Quote the whole listing exactly. Leave the pictures out of your copy.

■ Data entries ■
%%
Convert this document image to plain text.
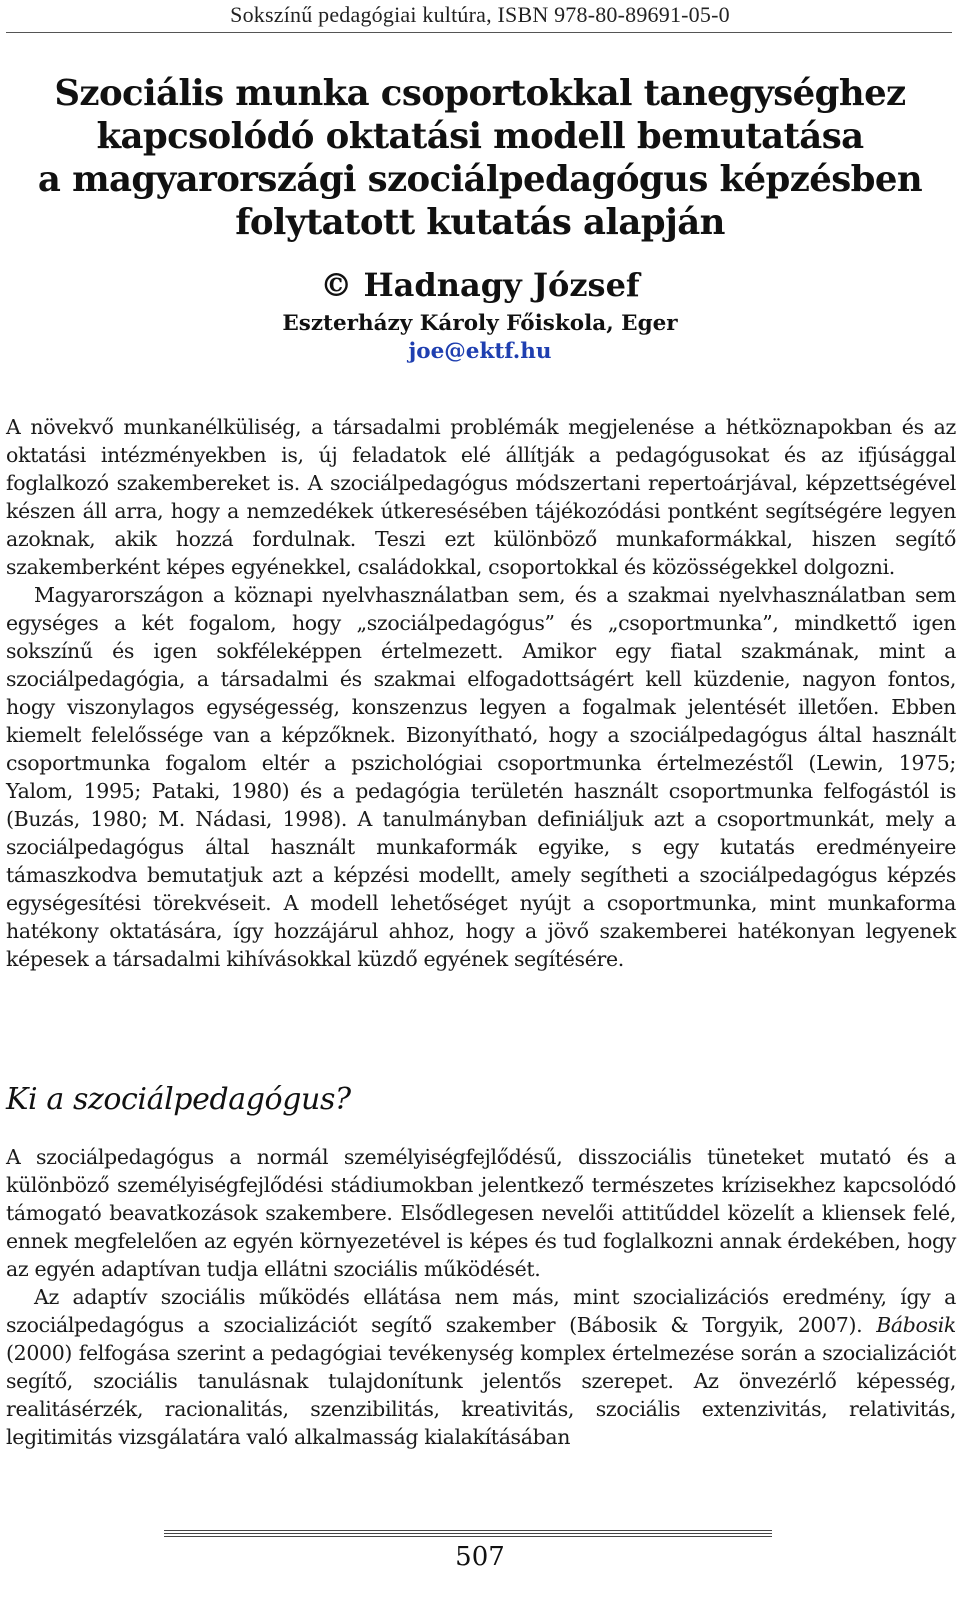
Sokszínű pedagógiai kultúra, ISBN 978-80-89691-05-0
Szociális munka csoportokkal tanegységhez
kapcsolódó oktatási modell bemutatása
a magyarországi szociálpedagógus képzésben
folytatott kutatás alapján
© Hadnagy József
Eszterházy Károly Főiskola, Eger
joe@ektf.hu

A növekvő munkanélküliség, a társadalmi problémák megjelenése a hétköznapokban és az oktatási intézményekben is, új feladatok elé állítják a pedagógusokat és az ifjúsággal foglalkozó szakembereket is. A szociálpedagógus módszertani repertoárjával, képzettségével készen áll arra, hogy a nemzedékek útkeresésében tájékozódási pontként segítségére legyen azoknak, akik hozzá fordulnak. Teszi ezt különböző munkaformákkal, hiszen segítő szakemberként képes egyénekkel, családokkal, csoportokkal és közösségekkel dolgozni.

Magyarországon a köznapi nyelvhasználatban sem, és a szakmai nyelvhasználatban sem egységes a két fogalom, hogy „szociálpedagógus” és „csoportmunka”, mindkettő igen sokszínű és igen sokféleképpen értelmezett. Amikor egy fiatal szakmának, mint a szociálpedagógia, a társadalmi és szakmai elfogadottságért kell küzdenie, nagyon fontos, hogy viszonylagos egységesség, konszenzus legyen a fogalmak jelentését illetően. Ebben kiemelt felelőssége van a képzőknek. Bizonyítható, hogy a szociálpedagógus által használt csoportmunka fogalom eltér a pszichológiai csoportmunka értelmezéstől (Lewin, 1975; Yalom, 1995; Pataki, 1980) és a pedagógia területén használt csoportmunka felfogástól is (Buzás, 1980; M. Nádasi, 1998). A tanulmányban definiáljuk azt a csoportmunkát, mely a szociálpedagógus által használt munkaformák egyike, s egy kutatás eredményeire támaszkodva bemutatjuk azt a képzési modellt, amely segítheti a szociálpedagógus képzés egységesítési törekvéseit. A modell lehetőséget nyújt a csoportmunka, mint munkaforma hatékony oktatására, így hozzájárul ahhoz, hogy a jövő szakemberei hatékonyan legyenek képesek a társadalmi kihívásokkal küzdő egyének segítésére.

Ki a szociálpedagógus?

A szociálpedagógus a normál személyiségfejlődésű, disszociális tüneteket mutató és a különböző személyiségfejlődési stádiumokban jelentkező természetes krízisekhez kapcsolódó támogató beavatkozások szakembere. Elsődlegesen nevelői attitűddel közelít a kliensek felé, ennek megfelelően az egyén környezetével is képes és tud foglalkozni annak érdekében, hogy az egyén adaptívan tudja ellátni szociális működését.

Az adaptív szociális működés ellátása nem más, mint szocializációs eredmény, így a szociálpedagógus a szocializációt segítő szakember (Bábosik & Torgyik, 2007). Bábosik (2000) felfogása szerint a pedagógiai tevékenység komplex értelmezése során a szocializációt segítő, szociális tanulásnak tulajdonítunk jelentős szerepet. Az önvezérlő képesség, realitásérzék, racionalitás, szenzibilitás, kreativitás, szociális extenzivitás, relativitás, legitimitás vizsgálatára való alkalmasság kialakításában

507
%%
■ THE COMPLETED TASK ■
Convert this document image to plain text.
Sokszínű pedagógiai kultúra, ISBN 978-80-89691-05-0
Szociális munka csoportokkal tanegységhez
kapcsolódó oktatási modell bemutatása
a magyarországi szociálpedagógus képzésben
folytatott kutatás alapján
© Hadnagy József
Eszterházy Károly Főiskola, Eger
joe@ektf.hu

A növekvő munkanélküliség, a társadalmi problémák megjelenése a hétköznapokban és az oktatási intézményekben is, új feladatok elé állítják a pedagógusokat és az ifjúsággal foglalkozó szakembereket is. A szociálpedagógus módszertani repertoárjával, képzettségével készen áll arra, hogy a nemzedékek útkeresésében tájékozódási pontként segítségére legyen azoknak, akik hozzá fordulnak. Teszi ezt különböző munkaformákkal, hiszen segítő szakemberként képes egyénekkel, családokkal, csoportokkal és közösségekkel dolgozni.

Magyarországon a köznapi nyelvhasználatban sem, és a szakmai nyelvhasználatban sem egységes a két fogalom, hogy „szociálpedagógus” és „csoportmunka”, mindkettő igen sokszínű és igen sokféleképpen értelmezett. Amikor egy fiatal szakmának, mint a szociálpedagógia, a társadalmi és szakmai elfogadottságért kell küzdenie, nagyon fontos, hogy viszonylagos egységesség, konszenzus legyen a fogalmak jelentését illetően. Ebben kiemelt felelőssége van a képzőknek. Bizonyítható, hogy a szociálpedagógus által használt csoportmunka fogalom eltér a pszichológiai csoportmunka értelmezéstől (Lewin, 1975; Yalom, 1995; Pataki, 1980) és a pedagógia területén használt csoportmunka felfogástól is (Buzás, 1980; M. Nádasi, 1998). A tanulmányban definiáljuk azt a csoportmunkát, mely a szociálpedagógus által használt munkaformák egyike, s egy kutatás eredményeire támaszkodva bemutatjuk azt a képzési modellt, amely segítheti a szociálpedagógus képzés egységesítési törekvéseit. A modell lehetőséget nyújt a csoportmunka, mint munkaforma hatékony oktatására, így hozzájárul ahhoz, hogy a jövő szakemberei hatékonyan legyenek képesek a társadalmi kihívásokkal küzdő egyének segítésére.

Ki a szociálpedagógus?

A szociálpedagógus a normál személyiségfejlődésű, disszociális tüneteket mutató és a különböző személyiségfejlődési stádiumokban jelentkező természetes krízisekhez kapcsolódó támogató beavatkozások szakembere. Elsődlegesen nevelői attitűddel közelít a kliensek felé, ennek megfelelően az egyén környezetével is képes és tud foglalkozni annak érdekében, hogy az egyén adaptívan tudja ellátni szociális működését.

Az adaptív szociális működés ellátása nem más, mint szocializációs eredmény, így a szociálpedagógus a szocializációt segítő szakember (Bábosik & Torgyik, 2007). Bábosik (2000) felfogása szerint a pedagógiai tevékenység komplex értelmezése során a szocializációt segítő, szociális tanulásnak tulajdonítunk jelentős szerepet. Az önvezérlő képesség, realitásérzék, racionalitás, szenzibilitás, kreativitás, szociális extenzivitás, relativitás, legitimitás vizsgálatára való alkalmasság kialakításában

507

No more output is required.